··· DATASET ENTRIES

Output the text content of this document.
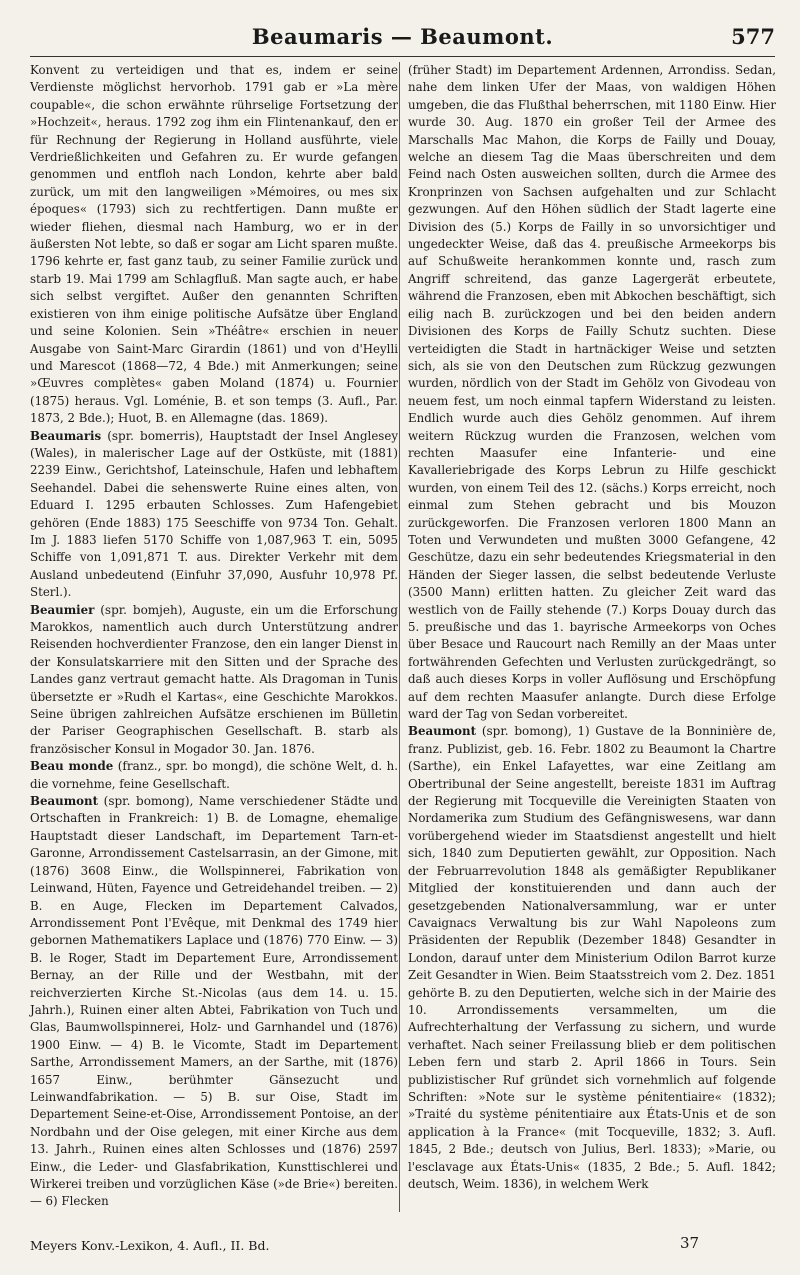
Beaumaris — Beaumont.	577

Konvent zu verteidigen und that es, indem er seine Verdienste möglichst hervorhob. 1791 gab er »La mère coupable«, die schon erwähnte rührselige Fortsetzung der »Hochzeit«, heraus. 1792 zog ihm ein Flintenankauf, den er für Rechnung der Regierung in Holland ausführte, viele Verdrießlichkeiten und Gefahren zu. Er wurde gefangen genommen und entfloh nach London, kehrte aber bald zurück, um mit den langweiligen »Mémoires, ou mes six époques« (1793) sich zu rechtfertigen. Dann mußte er wieder fliehen, diesmal nach Hamburg, wo er in der äußersten Not lebte, so daß er sogar am Licht sparen mußte. 1796 kehrte er, fast ganz taub, zu seiner Familie zurück und starb 19. Mai 1799 am Schlagfluß. Man sagte auch, er habe sich selbst vergiftet. Außer den genannten Schriften existieren von ihm einige politische Aufsätze über England und seine Kolonien. Sein »Théâtre« erschien in neuer Ausgabe von Saint-Marc Girardin (1861) und von d'Heylli und Marescot (1868—72, 4 Bde.) mit Anmerkungen; seine »Œuvres complètes« gaben Moland (1874) u. Fournier (1875) heraus. Vgl. Loménie, B. et son temps (3. Aufl., Par. 1873, 2 Bde.); Huot, B. en Allemagne (das. 1869).

Beaumaris (spr. bomerris), Hauptstadt der Insel Anglesey (Wales), in malerischer Lage auf der Ostküste, mit (1881) 2239 Einw., Gerichtshof, Lateinschule, Hafen und lebhaftem Seehandel. Dabei die sehenswerte Ruine eines alten, von Eduard I. 1295 erbauten Schlosses. Zum Hafengebiet gehören (Ende 1883) 175 Seeschiffe von 9734 Ton. Gehalt. Im J. 1883 liefen 5170 Schiffe von 1,087,963 T. ein, 5095 Schiffe von 1,091,871 T. aus. Direkter Verkehr mit dem Ausland unbedeutend (Einfuhr 37,090, Ausfuhr 10,978 Pf. Sterl.).

Beaumier (spr. bomjeh), Auguste, ein um die Erforschung Marokkos, namentlich auch durch Unterstützung andrer Reisenden hochverdienter Franzose, den ein langer Dienst in der Konsulatskarriere mit den Sitten und der Sprache des Landes ganz vertraut gemacht hatte. Als Dragoman in Tunis übersetzte er »Rudh el Kartas«, eine Geschichte Marokkos. Seine übrigen zahlreichen Aufsätze erschienen im Bülletin der Pariser Geographischen Gesellschaft. B. starb als französischer Konsul in Mogador 30. Jan. 1876.

Beau monde (franz., spr. bo mongd), die schöne Welt, d. h. die vornehme, feine Gesellschaft.

Beaumont (spr. bomong), Name verschiedener Städte und Ortschaften in Frankreich: 1) B. de Lomagne, ehemalige Hauptstadt dieser Landschaft, im Departement Tarn-et-Garonne, Arrondissement Castelsarrasin, an der Gimone, mit (1876) 3608 Einw., die Wollspinnerei, Fabrikation von Leinwand, Hüten, Fayence und Getreidehandel treiben. — 2) B. en Auge, Flecken im Departement Calvados, Arrondissement Pont l'Evêque, mit Denkmal des 1749 hier gebornen Mathematikers Laplace und (1876) 770 Einw. — 3) B. le Roger, Stadt im Departement Eure, Arrondissement Bernay, an der Rille und der Westbahn, mit der reichverzierten Kirche St.-Nicolas (aus dem 14. u. 15. Jahrh.), Ruinen einer alten Abtei, Fabrikation von Tuch und Glas, Baumwollspinnerei, Holz- und Garnhandel und (1876) 1900 Einw. — 4) B. le Vicomte, Stadt im Departement Sarthe, Arrondissement Mamers, an der Sarthe, mit (1876) 1657 Einw., berühmter Gänsezucht und Leinwandfabrikation. — 5) B. sur Oise, Stadt im Departement Seine-et-Oise, Arrondissement Pontoise, an der Nordbahn und der Oise gelegen, mit einer Kirche aus dem 13. Jahrh., Ruinen eines alten Schlosses und (1876) 2597 Einw., die Leder- und Glasfabrikation, Kunsttischlerei und Wirkerei treiben und vorzüglichen Käse (»de Brie«) bereiten. — 6) Flecken

(früher Stadt) im Departement Ardennen, Arrondiss. Sedan, nahe dem linken Ufer der Maas, von waldigen Höhen umgeben, die das Flußthal beherrschen, mit 1180 Einw. Hier wurde 30. Aug. 1870 ein großer Teil der Armee des Marschalls Mac Mahon, die Korps de Failly und Douay, welche an diesem Tag die Maas überschreiten und dem Feind nach Osten ausweichen sollten, durch die Armee des Kronprinzen von Sachsen aufgehalten und zur Schlacht gezwungen. Auf den Höhen südlich der Stadt lagerte eine Division des (5.) Korps de Failly in so unvorsichtiger und ungedeckter Weise, daß das 4. preußische Armeekorps bis auf Schußweite herankommen konnte und, rasch zum Angriff schreitend, das ganze Lagergerät erbeutete, während die Franzosen, eben mit Abkochen beschäftigt, sich eilig nach B. zurückzogen und bei den beiden andern Divisionen des Korps de Failly Schutz suchten. Diese verteidigten die Stadt in hartnäckiger Weise und setzten sich, als sie von den Deutschen zum Rückzug gezwungen wurden, nördlich von der Stadt im Gehölz von Givodeau von neuem fest, um noch einmal tapfern Widerstand zu leisten. Endlich wurde auch dies Gehölz genommen. Auf ihrem weitern Rückzug wurden die Franzosen, welchen vom rechten Maasufer eine Infanterie- und eine Kavalleriebrigade des Korps Lebrun zu Hilfe geschickt wurden, von einem Teil des 12. (sächs.) Korps erreicht, noch einmal zum Stehen gebracht und bis Mouzon zurückgeworfen. Die Franzosen verloren 1800 Mann an Toten und Verwundeten und mußten 3000 Gefangene, 42 Geschütze, dazu ein sehr bedeutendes Kriegsmaterial in den Händen der Sieger lassen, die selbst bedeutende Verluste (3500 Mann) erlitten hatten. Zu gleicher Zeit ward das westlich von de Failly stehende (7.) Korps Douay durch das 5. preußische und das 1. bayrische Armeekorps von Oches über Besace und Raucourt nach Remilly an der Maas unter fortwährenden Gefechten und Verlusten zurückgedrängt, so daß auch dieses Korps in voller Auflösung und Erschöpfung auf dem rechten Maasufer anlangte. Durch diese Erfolge ward der Tag von Sedan vorbereitet.

Beaumont (spr. bomong), 1) Gustave de la Bonninière de, franz. Publizist, geb. 16. Febr. 1802 zu Beaumont la Chartre (Sarthe), ein Enkel Lafayettes, war eine Zeitlang am Obertribunal der Seine angestellt, bereiste 1831 im Auftrag der Regierung mit Tocqueville die Vereinigten Staaten von Nordamerika zum Studium des Gefängniswesens, war dann vorübergehend wieder im Staatsdienst angestellt und hielt sich, 1840 zum Deputierten gewählt, zur Opposition. Nach der Februarrevolution 1848 als gemäßigter Republikaner Mitglied der konstituierenden und dann auch der gesetzgebenden Nationalversammlung, war er unter Cavaignacs Verwaltung bis zur Wahl Napoleons zum Präsidenten der Republik (Dezember 1848) Gesandter in London, darauf unter dem Ministerium Odilon Barrot kurze Zeit Gesandter in Wien. Beim Staatsstreich vom 2. Dez. 1851 gehörte B. zu den Deputierten, welche sich in der Mairie des 10. Arrondissements versammelten, um die Aufrechterhaltung der Verfassung zu sichern, und wurde verhaftet. Nach seiner Freilassung blieb er dem politischen Leben fern und starb 2. April 1866 in Tours. Sein publizistischer Ruf gründet sich vornehmlich auf folgende Schriften: »Note sur le système pénitentiaire« (1832); »Traité du système pénitentiaire aux États-Unis et de son application à la France« (mit Tocqueville, 1832; 3. Aufl. 1845, 2 Bde.; deutsch von Julius, Berl. 1833); »Marie, ou l'esclavage aux États-Unis« (1835, 2 Bde.; 5. Aufl. 1842; deutsch, Weim. 1836), in welchem Werk

Meyers Konv.-Lexikon, 4. Aufl., II. Bd.	37
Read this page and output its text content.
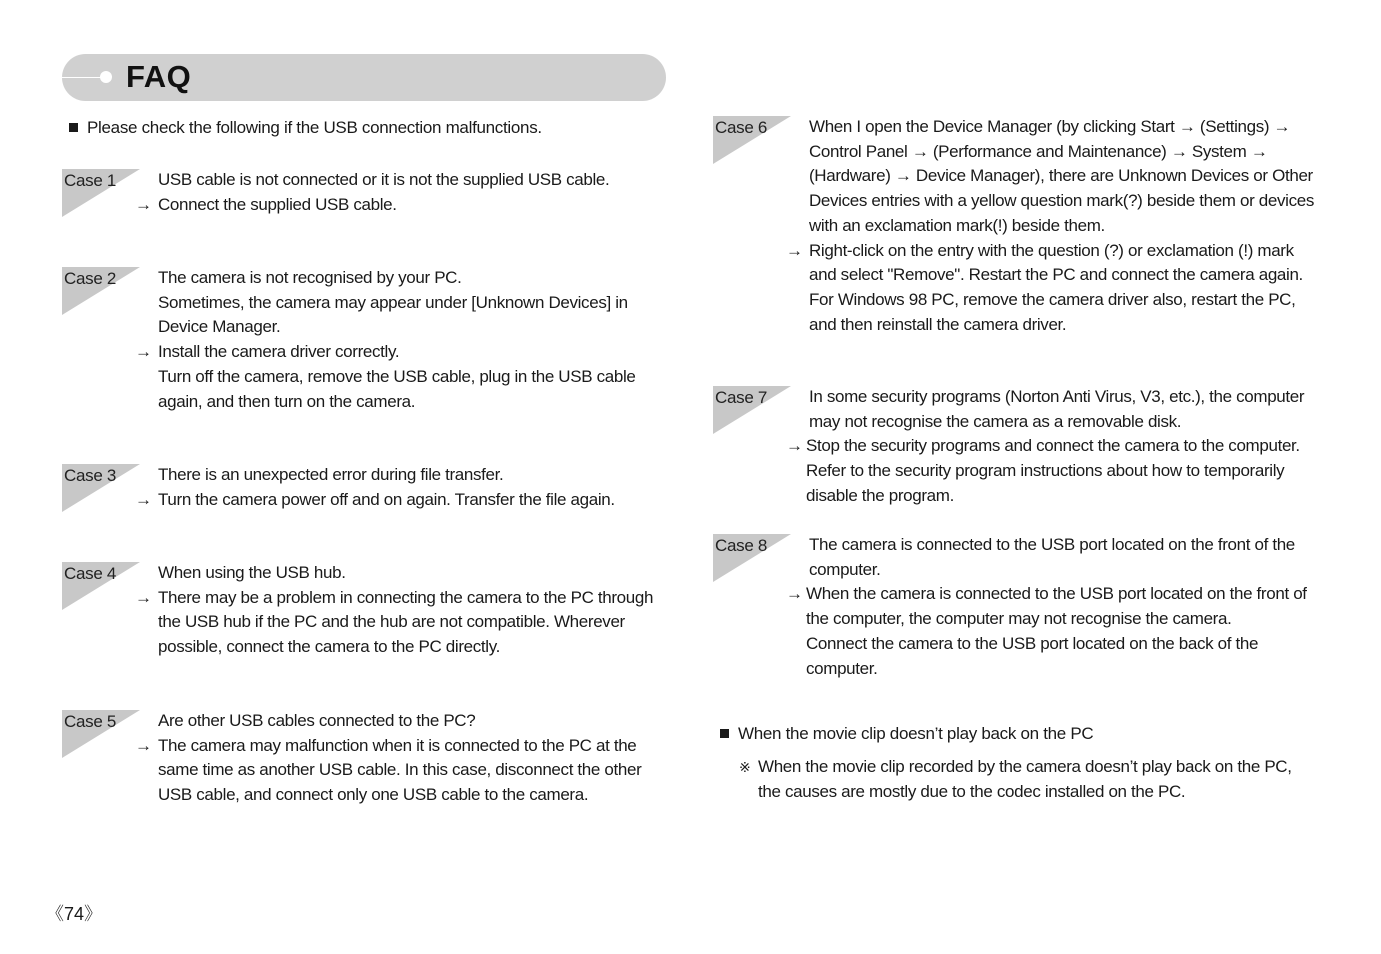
FAQ
Please check the following if the USB connection malfunctions.
Case 1 USB cable is not connected or it is not the supplied USB cable.
→ Connect the supplied USB cable.
Case 2 The camera is not recognised by your PC.
Sometimes, the camera may appear under [Unknown Devices] in
Device Manager.
→ Install the camera driver correctly.
Turn off the camera, remove the USB cable, plug in the USB cable
again, and then turn on the camera.
Case 3 There is an unexpected error during file transfer.
→ Turn the camera power off and on again. Transfer the file again.
Case 4 When using the USB hub.
→ There may be a problem in connecting the camera to the PC through
the USB hub if the PC and the hub are not compatible. Wherever
possible, connect the camera to the PC directly.
Case 5 Are other USB cables connected to the PC?
→ The camera may malfunction when it is connected to the PC at the
same time as another USB cable. In this case, disconnect the other
USB cable, and connect only one USB cable to the camera.
Case 6 When I open the Device Manager (by clicking Start → (Settings) →
Control Panel → (Performance and Maintenance) → System →
(Hardware) → Device Manager), there are Unknown Devices or Other
Devices entries with a yellow question mark(?) beside them or devices
with an exclamation mark(!) beside them.
→ Right-click on the entry with the question (?) or exclamation (!) mark
and select "Remove". Restart the PC and connect the camera again.
For Windows 98 PC, remove the camera driver also, restart the PC,
and then reinstall the camera driver.
Case 7 In some security programs (Norton Anti Virus, V3, etc.), the computer
may not recognise the camera as a removable disk.
→ Stop the security programs and connect the camera to the computer.
Refer to the security program instructions about how to temporarily
disable the program.
Case 8 The camera is connected to the USB port located on the front of the
computer.
→ When the camera is connected to the USB port located on the front of
the computer, the computer may not recognise the camera.
Connect the camera to the USB port located on the back of the
computer.
When the movie clip doesn’t play back on the PC
※ When the movie clip recorded by the camera doesn’t play back on the PC,
the causes are mostly due to the codec installed on the PC.
《74》
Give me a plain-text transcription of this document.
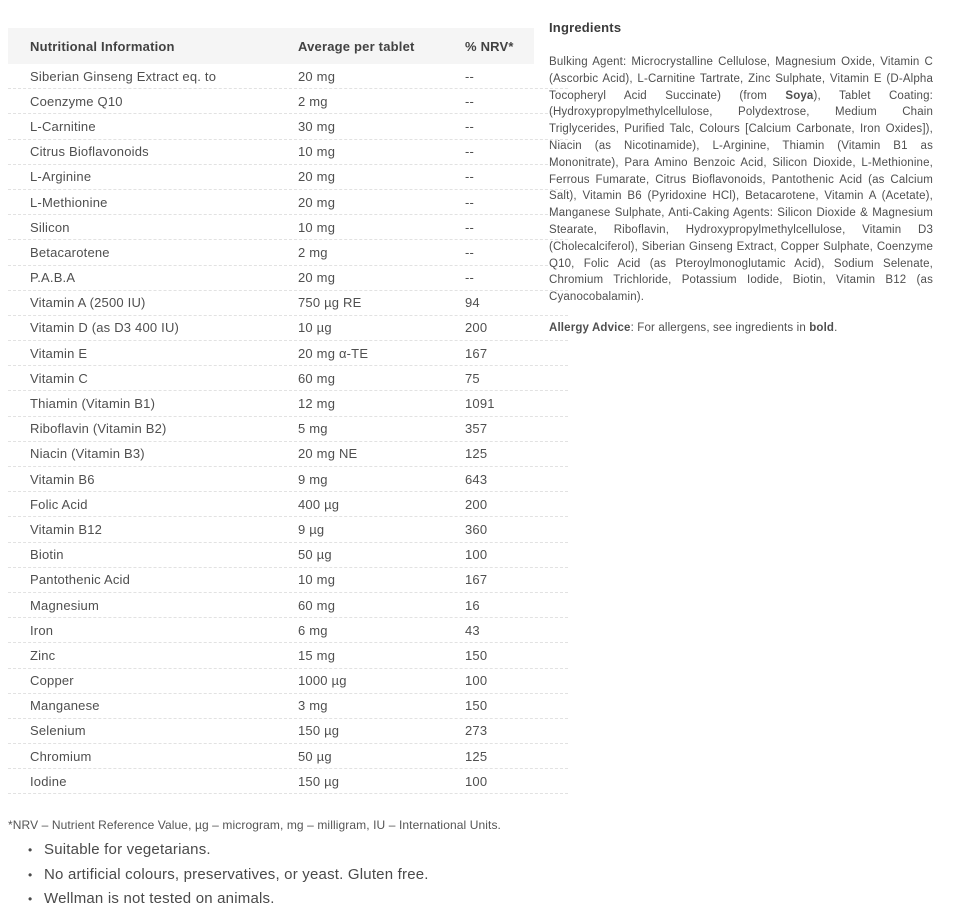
Nutritional Information	Average per tablet	% NRV*
Siberian Ginseng Extract eq. to	20 mg	--
Coenzyme Q10	2 mg	--
L-Carnitine	30 mg	--
Citrus Bioflavonoids	10 mg	--
L-Arginine	20 mg	--
L-Methionine	20 mg	--
Silicon	10 mg	--
Betacarotene	2 mg	--
P.A.B.A	20 mg	--
Vitamin A (2500 IU)	750 µg RE	94
Vitamin D (as D3 400 IU)	10 µg	200
Vitamin E	20 mg α-TE	167
Vitamin C	60 mg	75
Thiamin (Vitamin B1)	12 mg	1091
Riboflavin (Vitamin B2)	5 mg	357
Niacin (Vitamin B3)	20 mg NE	125
Vitamin B6	9 mg	643
Folic Acid	400 µg	200
Vitamin B12	9 µg	360
Biotin	50 µg	100
Pantothenic Acid	10 mg	167
Magnesium	60 mg	16
Iron	6 mg	43
Zinc	15 mg	150
Copper	1000 µg	100
Manganese	3 mg	150
Selenium	150 µg	273
Chromium	50 µg	125
Iodine	150 µg	100
Ingredients

Bulking Agent: Microcrystalline Cellulose, Magnesium Oxide, Vitamin C (Ascorbic Acid), L-Carnitine Tartrate, Zinc Sulphate, Vitamin E (D-Alpha Tocopheryl Acid Succinate) (from Soya), Tablet Coating: (Hydroxypropylmethylcellulose, Polydextrose, Medium Chain Triglycerides, Purified Talc, Colours [Calcium Carbonate, Iron Oxides]), Niacin (as Nicotinamide), L-Arginine, Thiamin (Vitamin B1 as Mononitrate), Para Amino Benzoic Acid, Silicon Dioxide, L-Methionine, Ferrous Fumarate, Citrus Bioflavonoids, Pantothenic Acid (as Calcium Salt), Vitamin B6 (Pyridoxine HCl), Betacarotene, Vitamin A (Acetate), Manganese Sulphate, Anti-Caking Agents: Silicon Dioxide & Magnesium Stearate, Riboflavin, Hydroxypropylmethylcellulose, Vitamin D3 (Cholecalciferol), Siberian Ginseng Extract, Copper Sulphate, Coenzyme Q10, Folic Acid (as Pteroylmonoglutamic Acid), Sodium Selenate, Chromium Trichloride, Potassium Iodide, Biotin, Vitamin B12 (as Cyanocobalamin).

Allergy Advice: For allergens, see ingredients in bold.

*NRV – Nutrient Reference Value, µg – microgram, mg – milligram, IU – International Units.
• Suitable for vegetarians.
• No artificial colours, preservatives, or yeast. Gluten free.
• Wellman is not tested on animals.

······

EXERCISE REQUIREMENTS -> Every line with "programs" in it should be copied from the entries above.

YOUR SOLUTION ->
Case 7 In some security programs (Norton Anti Virus, V3, etc.), the computer
→ Stop the security programs and connect the camera to the computer.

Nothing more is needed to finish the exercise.